[Saved entries]
....

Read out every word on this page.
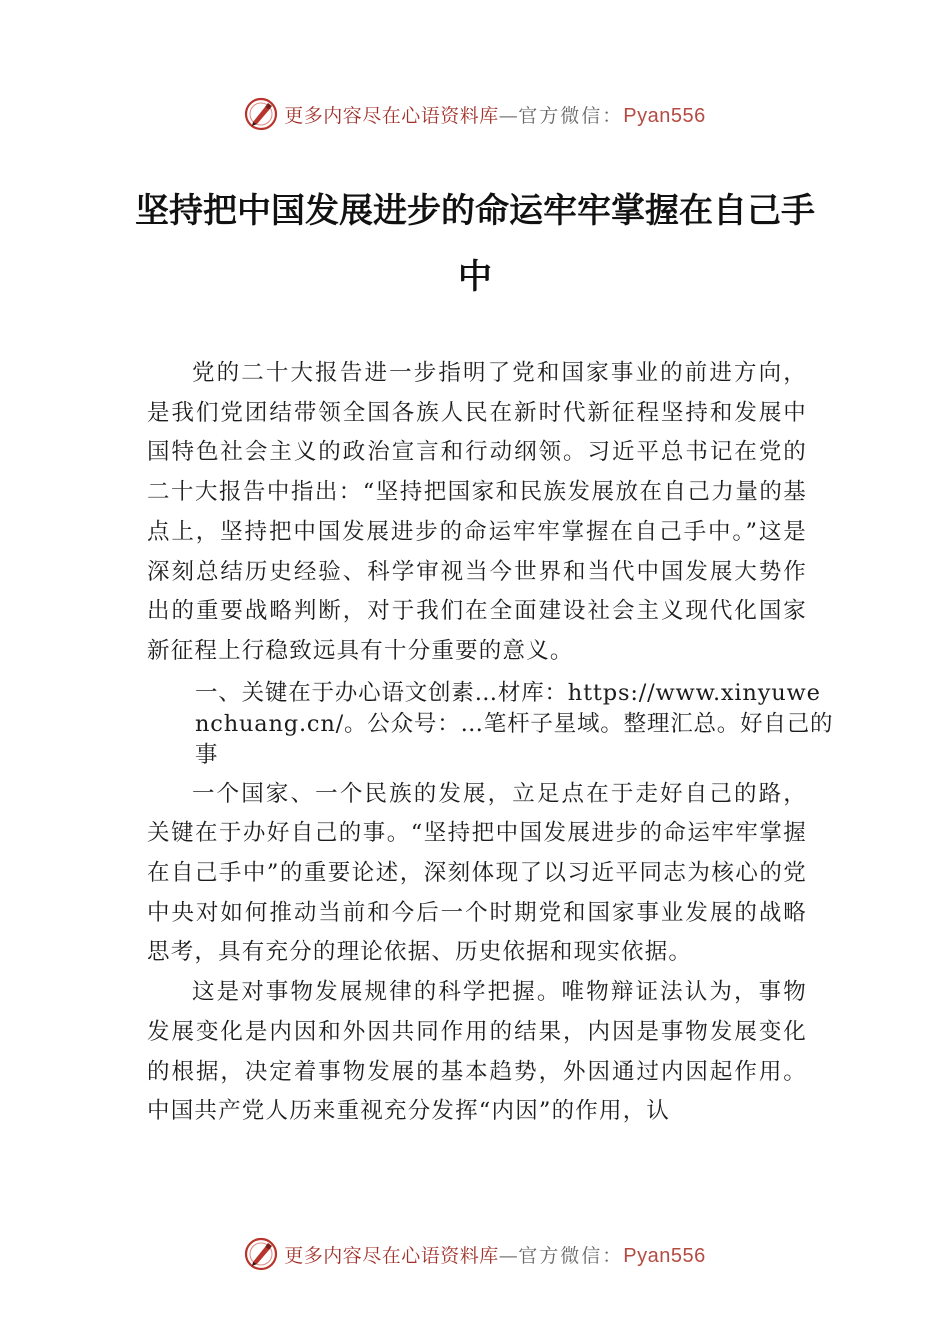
更多内容尽在心语资料库—官方微信：Pyan556
坚持把中国发展进步的命运牢牢掌握在自己手中

党的二十大报告进一步指明了党和国家事业的前进方向，是我们党团结带领全国各族人民在新时代新征程坚持和发展中国特色社会主义的政治宣言和行动纲领。习近平总书记在党的二十大报告中指出：“坚持把国家和民族发展放在自己力量的基点上，坚持把中国发展进步的命运牢牢掌握在自己手中。”这是深刻总结历史经验、科学审视当今世界和当代中国发展大势作出的重要战略判断，对于我们在全面建设社会主义现代化国家新征程上行稳致远具有十分重要的意义。

一、关键在于办心语文创素…材库：https://www.xinyuwenchuang.cn/。公众号：…笔杆子星域。整理汇总。好自己的事

一个国家、一个民族的发展，立足点在于走好自己的路，关键在于办好自己的事。“坚持把中国发展进步的命运牢牢掌握在自己手中”的重要论述，深刻体现了以习近平同志为核心的党中央对如何推动当前和今后一个时期党和国家事业发展的战略思考，具有充分的理论依据、历史依据和现实依据。

这是对事物发展规律的科学把握。唯物辩证法认为，事物发展变化是内因和外因共同作用的结果，内因是事物发展变化的根据，决定着事物发展的基本趋势，外因通过内因起作用。中国共产党人历来重视充分发挥“内因”的作用，认

更多内容尽在心语资料库—官方微信：Pyan556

....

Using the listing above, pull out all lines that hold the word "坚持把中国发展进步的命运牢牢掌握在自己手中".

• **Solved exercise**:
坚持把中国发展进步的命运牢牢掌握在自己手中
党的二十大报告进一步指明了党和国家事业的前进方向，是我们党团结带领全国各族人民在新时代新征程坚持和发展中国特色社会主义的政治宣言和行动纲领。习近平总书记在党的二十大报告中指出：“坚持把国家和民族发展放在自己力量的基点上，坚持把中国发展进步的命运牢牢掌握在自己手中。”这是深刻总结历史经验、科学审视当今世界和当代中国发展大势作出的重要战略判断，对于我们在全面建设社会主义现代化国家新征程上行稳致远具有十分重要的意义。
一个国家、一个民族的发展，立足点在于走好自己的路，关键在于办好自己的事。“坚持把中国发展进步的命运牢牢掌握在自己手中”的重要论述，深刻体现了以习近平同志为核心的党中央对如何推动当前和今后一个时期党和国家事业发展的战略思考，具有充分的理论依据、历史依据和现实依据。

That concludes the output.